WRITTEN EXERCISE
Without the pictures, set down every line of the data exactly.

SUPPLIED RECORDS
==============================
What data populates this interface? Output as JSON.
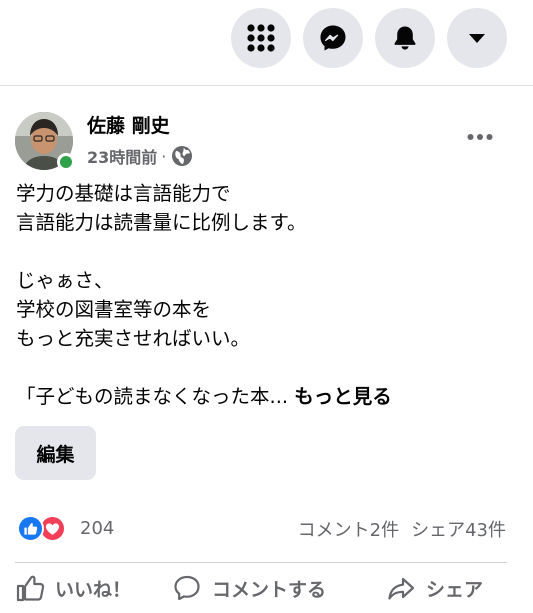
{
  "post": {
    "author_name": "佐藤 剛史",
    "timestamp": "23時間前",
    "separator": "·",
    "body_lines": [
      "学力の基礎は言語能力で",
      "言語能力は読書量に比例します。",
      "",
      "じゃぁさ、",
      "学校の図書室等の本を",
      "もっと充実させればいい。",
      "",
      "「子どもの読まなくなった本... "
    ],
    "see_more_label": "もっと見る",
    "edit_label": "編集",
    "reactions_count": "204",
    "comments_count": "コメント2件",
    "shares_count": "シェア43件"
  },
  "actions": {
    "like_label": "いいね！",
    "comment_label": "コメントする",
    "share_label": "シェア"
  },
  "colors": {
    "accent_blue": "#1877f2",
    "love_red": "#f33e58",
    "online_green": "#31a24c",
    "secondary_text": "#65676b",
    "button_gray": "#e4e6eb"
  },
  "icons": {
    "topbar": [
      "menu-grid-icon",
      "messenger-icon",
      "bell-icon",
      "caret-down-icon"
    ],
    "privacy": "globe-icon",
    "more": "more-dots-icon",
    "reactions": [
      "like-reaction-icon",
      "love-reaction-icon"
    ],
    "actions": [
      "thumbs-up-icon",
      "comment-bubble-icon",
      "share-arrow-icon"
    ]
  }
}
==============================
EXERCISE RESULT
What data populates this interface? Output as JSON.
{
  "post": {
    "author_name": "佐藤 剛史",
    "timestamp": "23時間前",
    "separator": "·",
    "body_lines": [
      "学力の基礎は言語能力で",
      "言語能力は読書量に比例します。",
      "",
      "じゃぁさ、",
      "学校の図書室等の本を",
      "もっと充実させればいい。",
      "",
      "「子どもの読まなくなった本... "
    ],
    "see_more_label": "もっと見る",
    "edit_label": "編集",
    "reactions_count": "204",
    "comments_count": "コメント2件",
    "shares_count": "シェア43件"
  },
  "actions": {
    "like_label": "いいね！",
    "comment_label": "コメントする",
    "share_label": "シェア"
  },
  "colors": {
    "accent_blue": "#1877f2",
    "love_red": "#f33e58",
    "online_green": "#31a24c",
    "secondary_text": "#65676b",
    "button_gray": "#e4e6eb"
  },
  "icons": {
    "topbar": [
      "menu-grid-icon",
      "messenger-icon",
      "bell-icon",
      "caret-down-icon"
    ],
    "privacy": "globe-icon",
    "more": "more-dots-icon",
    "reactions": [
      "like-reaction-icon",
      "love-reaction-icon"
    ],
    "actions": [
      "thumbs-up-icon",
      "comment-bubble-icon",
      "share-arrow-icon"
    ]
  }
}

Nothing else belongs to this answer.